### WRITTEN TASK
Images appear in the records below; leave them out and repeat everything else exactly.
━━ RAW DATA
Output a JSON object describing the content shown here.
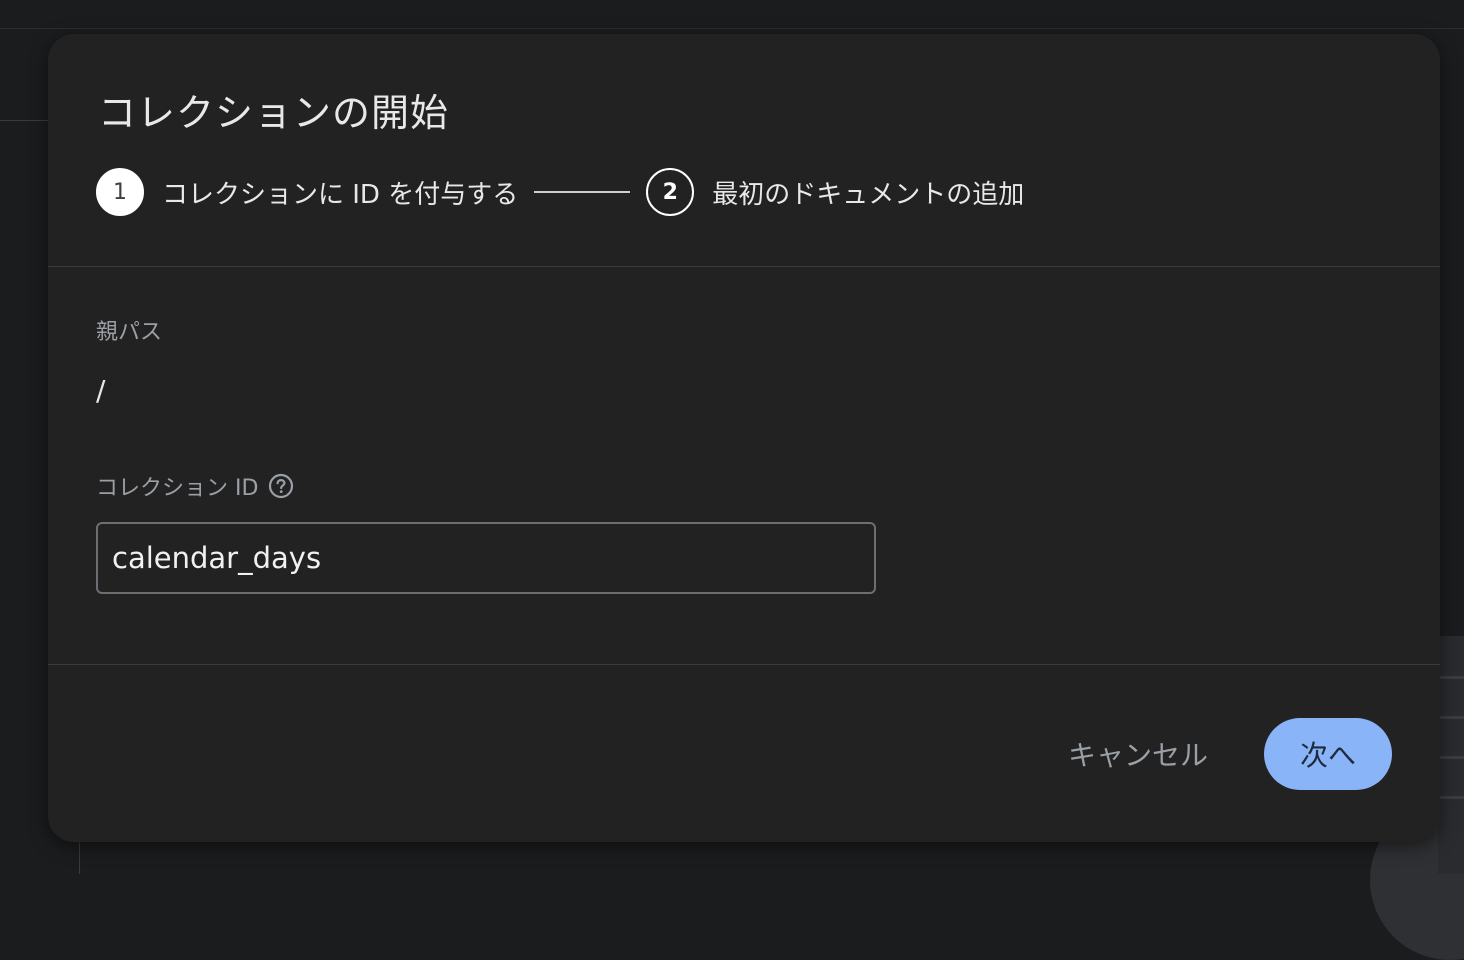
{
  "dialog": {
    "title": "コレクションの開始"
  },
  "stepper": {
    "steps": [
      {
        "number": "1",
        "label": "コレクションに ID を付与する",
        "state": "active"
      },
      {
        "number": "2",
        "label": "最初のドキュメントの追加",
        "state": "inactive"
      }
    ]
  },
  "form": {
    "parent_path_label": "親パス",
    "parent_path_value": "/",
    "collection_id_label": "コレクション ID",
    "collection_id_value": "calendar_days",
    "help_icon": "help-circle-icon"
  },
  "actions": {
    "cancel_label": "キャンセル",
    "next_label": "次へ"
  },
  "colors": {
    "dialog_bg": "#222223",
    "primary_button": "#8ab4f8",
    "muted_text": "#9aa0a6",
    "text": "#e8e8e8"
  }
}
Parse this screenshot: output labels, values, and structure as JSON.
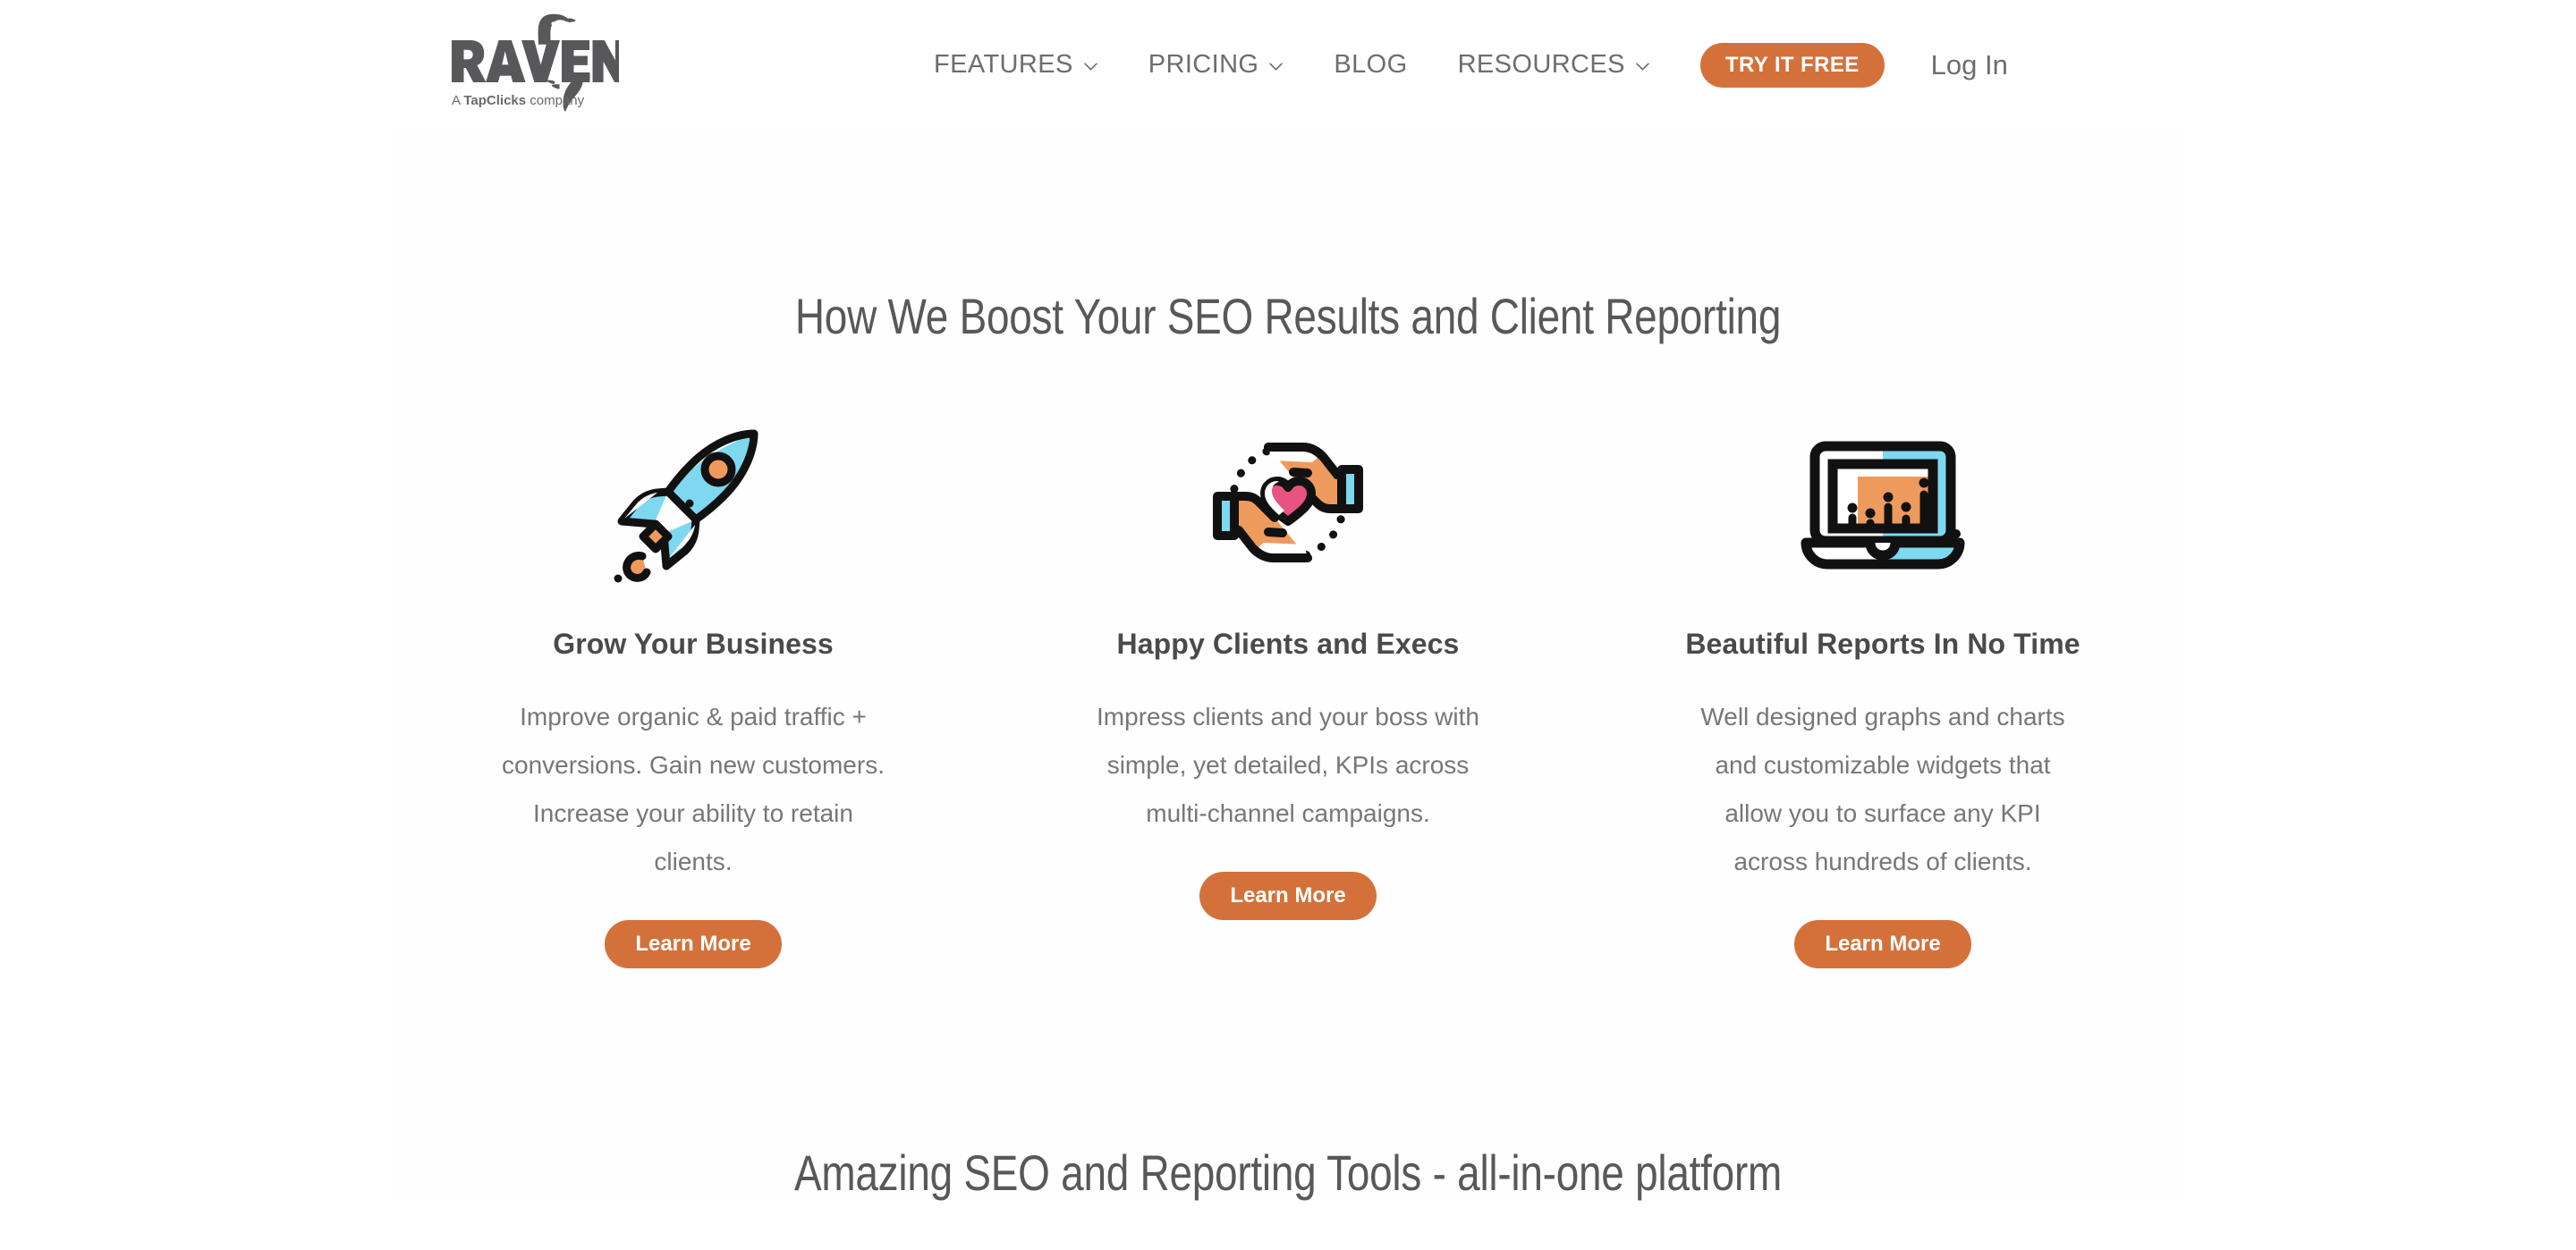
{
  "header": {
    "logo": {
      "wordmark": "RAVEN",
      "tagline_prefix": "A ",
      "tagline_brand": "TapClicks",
      "tagline_suffix": " company"
    },
    "nav": [
      {
        "label": "FEATURES",
        "has_dropdown": true,
        "icon": "chevron-down-icon"
      },
      {
        "label": "PRICING",
        "has_dropdown": true,
        "icon": "chevron-down-icon"
      },
      {
        "label": "BLOG",
        "has_dropdown": false,
        "icon": ""
      },
      {
        "label": "RESOURCES",
        "has_dropdown": true,
        "icon": "chevron-down-icon"
      }
    ],
    "cta_label": "TRY IT FREE",
    "login_label": "Log In"
  },
  "features_section": {
    "heading": "How We Boost Your SEO Results and Client Reporting",
    "cards": [
      {
        "icon": "rocket-icon",
        "title": "Grow Your Business",
        "body": "Improve organic & paid traffic + conversions. Gain new customers. Increase your ability to retain clients.",
        "cta_label": "Learn More"
      },
      {
        "icon": "hands-heart-icon",
        "title": "Happy Clients and Execs",
        "body": "Impress clients and your boss with simple, yet detailed, KPIs across multi-channel campaigns.",
        "cta_label": "Learn More"
      },
      {
        "icon": "laptop-chart-icon",
        "title": "Beautiful Reports In No Time",
        "body": "Well designed graphs and charts and customizable widgets that allow you to surface any KPI across hundreds of clients.",
        "cta_label": "Learn More"
      }
    ]
  },
  "tools_section": {
    "heading": "Amazing SEO and Reporting Tools - all-in-one platform"
  },
  "colors": {
    "accent_orange": "#d4713a",
    "icon_blue": "#7dd8f0",
    "icon_orange": "#ef9a5d",
    "icon_pink": "#e8547f",
    "heading_gray": "#585858",
    "body_gray": "#777777",
    "nav_gray": "#6d6d6d"
  }
}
━━━━
### ANSWER BELOW
Output a JSON object describing the content shown here.
{
  "dialog": {
    "title": "コレクションの開始"
  },
  "stepper": {
    "steps": [
      {
        "number": "1",
        "label": "コレクションに ID を付与する",
        "state": "active"
      },
      {
        "number": "2",
        "label": "最初のドキュメントの追加",
        "state": "inactive"
      }
    ]
  },
  "form": {
    "parent_path_label": "親パス",
    "parent_path_value": "/",
    "collection_id_label": "コレクション ID",
    "collection_id_value": "calendar_days",
    "help_icon": "help-circle-icon"
  },
  "actions": {
    "cancel_label": "キャンセル",
    "next_label": "次へ"
  },
  "colors": {
    "dialog_bg": "#222223",
    "primary_button": "#8ab4f8",
    "muted_text": "#9aa0a6",
    "text": "#e8e8e8"
  }
}
Parse this screenshot: output labels, values, and structure as JSON.
{
  "header": {
    "logo": {
      "wordmark": "RAVEN",
      "tagline_prefix": "A ",
      "tagline_brand": "TapClicks",
      "tagline_suffix": " company"
    },
    "nav": [
      {
        "label": "FEATURES",
        "has_dropdown": true,
        "icon": "chevron-down-icon"
      },
      {
        "label": "PRICING",
        "has_dropdown": true,
        "icon": "chevron-down-icon"
      },
      {
        "label": "BLOG",
        "has_dropdown": false,
        "icon": ""
      },
      {
        "label": "RESOURCES",
        "has_dropdown": true,
        "icon": "chevron-down-icon"
      }
    ],
    "cta_label": "TRY IT FREE",
    "login_label": "Log In"
  },
  "features_section": {
    "heading": "How We Boost Your SEO Results and Client Reporting",
    "cards": [
      {
        "icon": "rocket-icon",
        "title": "Grow Your Business",
        "body": "Improve organic & paid traffic + conversions. Gain new customers. Increase your ability to retain clients.",
        "cta_label": "Learn More"
      },
      {
        "icon": "hands-heart-icon",
        "title": "Happy Clients and Execs",
        "body": "Impress clients and your boss with simple, yet detailed, KPIs across multi-channel campaigns.",
        "cta_label": "Learn More"
      },
      {
        "icon": "laptop-chart-icon",
        "title": "Beautiful Reports In No Time",
        "body": "Well designed graphs and charts and customizable widgets that allow you to surface any KPI across hundreds of clients.",
        "cta_label": "Learn More"
      }
    ]
  },
  "tools_section": {
    "heading": "Amazing SEO and Reporting Tools - all-in-one platform"
  },
  "colors": {
    "accent_orange": "#d4713a",
    "icon_blue": "#7dd8f0",
    "icon_orange": "#ef9a5d",
    "icon_pink": "#e8547f",
    "heading_gray": "#585858",
    "body_gray": "#777777",
    "nav_gray": "#6d6d6d"
  }
}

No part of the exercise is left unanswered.